* **TO DO**
For each line below that includes the word "plant", make a copy.

* **DATA SHOWN**
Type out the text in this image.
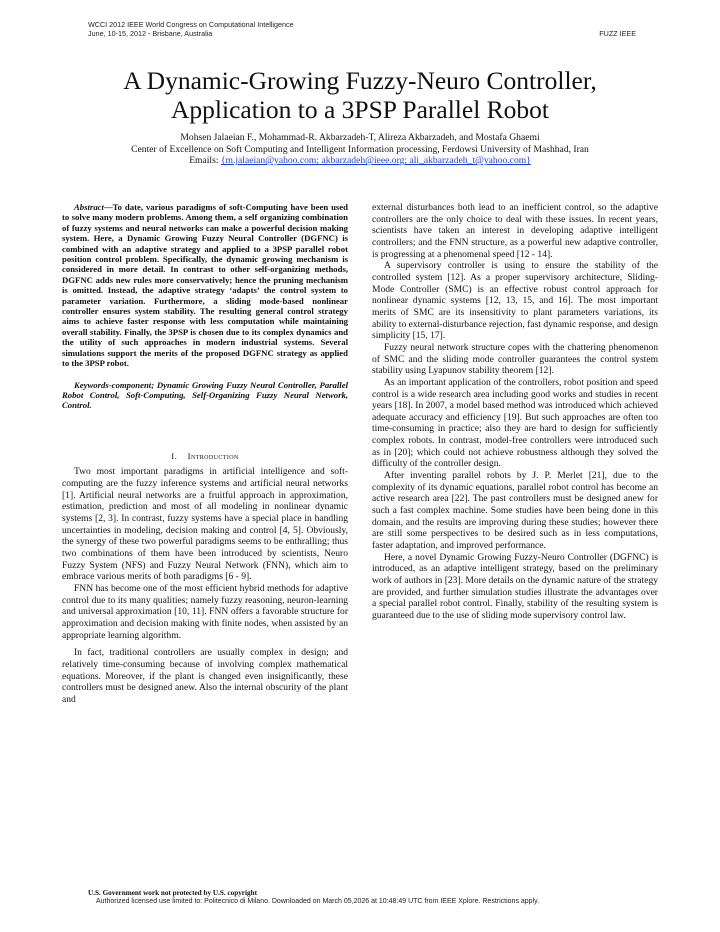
WCCI 2012 IEEE World Congress on Computational Intelligence
June, 10-15, 2012 - Brisbane, Australia	FUZZ IEEE
A Dynamic-Growing Fuzzy-Neuro Controller,
Application to a 3PSP Parallel Robot
Mohsen Jalaeian F., Mohammad-R. Akbarzadeh-T, Alireza Akbarzadeh, and Mostafa Ghaemi
Center of Excellence on Soft Computing and Intelligent Information processing, Ferdowsi University of Mashhad, Iran
Emails: {m.jalaeian@yahoo.com; akbarzadeh@ieee.org; ali_akbarzadeh_t@yahoo.com}

Abstract—To date, various paradigms of soft-Computing have been used to solve many modern problems. Among them, a self organizing combination of fuzzy systems and neural networks can make a powerful decision making system. Here, a Dynamic Growing Fuzzy Neural Controller (DGFNC) is combined with an adaptive strategy and applied to a 3PSP parallel robot position control problem. Specifically, the dynamic growing mechanism is considered in more detail. In contrast to other self-organizing methods, DGFNC adds new rules more conservatively; hence the pruning mechanism is omitted. Instead, the adaptive strategy ‘adapts’ the control system to parameter variation. Furthermore, a sliding mode-based nonlinear controller ensures system stability. The resulting general control strategy aims to achieve faster response with less computation while maintaining overall stability. Finally, the 3PSP is chosen due to its complex dynamics and the utility of such approaches in modern industrial systems. Several simulations support the merits of the proposed DGFNC strategy as applied to the 3PSP robot.

Keywords-component; Dynamic Growing Fuzzy Neural Controller, Parallel Robot Control, Soft-Computing, Self-Organizing Fuzzy Neural Network, Control.

I. Introduction

Two most important paradigms in artificial intelligence and soft-computing are the fuzzy inference systems and artificial neural networks [1]. Artificial neural networks are a fruitful approach in approximation, estimation, prediction and most of all modeling in nonlinear dynamic systems [2, 3]. In contrast, fuzzy systems have a special place in handling uncertainties in modeling, decision making and control [4, 5]. Obviously, the synergy of these two powerful paradigms seems to be enthralling; thus two combinations of them have been introduced by scientists, Neuro Fuzzy System (NFS) and Fuzzy Neural Network (FNN), which aim to embrace various merits of both paradigms [6 - 9].

FNN has become one of the most efficient hybrid methods for adaptive control due to its many qualities; namely fuzzy reasoning, neuron-learning and universal approximation [10, 11]. FNN offers a favorable structure for approximation and decision making with finite nodes, when assisted by an appropriate learning algorithm.

In fact, traditional controllers are usually complex in design; and relatively time-consuming because of involving complex mathematical equations. Moreover, if the plant is changed even insignificantly, these controllers must be designed anew. Also the internal obscurity of the plant and

external disturbances both lead to an inefficient control, so the adaptive controllers are the only choice to deal with these issues. In recent years, scientists have taken an interest in developing adaptive intelligent controllers; and the FNN structure, as a powerful new adaptive controller, is progressing at a phenomenal speed [12 - 14].

A supervisory controller is using to ensure the stability of the controlled system [12]. As a proper supervisory architecture, Sliding-Mode Controller (SMC) is an effective robust control approach for nonlinear dynamic systems [12, 13, 15, and 16]. The most important merits of SMC are its insensitivity to plant parameters variations, its ability to external-disturbance rejection, fast dynamic response, and design simplicity [15, 17].

Fuzzy neural network structure copes with the chattering phenomenon of SMC and the sliding mode controller guarantees the control system stability using Lyapunov stability theorem [12].

As an important application of the controllers, robot position and speed control is a wide research area including good works and studies in recent years [18]. In 2007, a model based method was introduced which achieved adequate accuracy and efficiency [19]. But such approaches are often too time-consuming in practice; also they are hard to design for sufficiently complex robots. In contrast, model-free controllers were introduced such as in [20]; which could not achieve robustness although they solved the difficulty of the controller design.

After inventing parallel robots by J. P. Merlet [21], due to the complexity of its dynamic equations, parallel robot control has become an active research area [22]. The past controllers must be designed anew for such a fast complex machine. Some studies have been being done in this domain, and the results are improving during these studies; however there are still some perspectives to be desired such as in less computations, faster adaptation, and improved performance.

Here, a novel Dynamic Growing Fuzzy-Neuro Controller (DGFNC) is introduced, as an adaptive intelligent strategy, based on the preliminary work of authors in [23]. More details on the dynamic nature of the strategy are provided, and further simulation studies illustrate the advantages over a special parallel robot control. Finally, stability of the resulting system is guaranteed due to the use of sliding mode supervisory control law.

U.S. Government work not protected by U.S. copyright
Authorized licensed use limited to: Politecnico di Milano. Downloaded on March 05,2026 at 10:48:49 UTC from IEEE Xplore. Restrictions apply.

* **EXERCISE ANSWER**
In fact, traditional controllers are usually complex in design; and relatively time-consuming because of involving complex mathematical equations. Moreover, if the plant is changed even insignificantly, these controllers must be designed anew. Also the internal obscurity of the plant and
A supervisory controller is using to ensure the stability of the controlled system [12]. As a proper supervisory architecture, Sliding-Mode Controller (SMC) is an effective robust control approach for nonlinear dynamic systems [12, 13, 15, and 16]. The most important merits of SMC are its insensitivity to plant parameters variations, its ability to external-disturbance rejection, fast dynamic response, and design simplicity [15, 17].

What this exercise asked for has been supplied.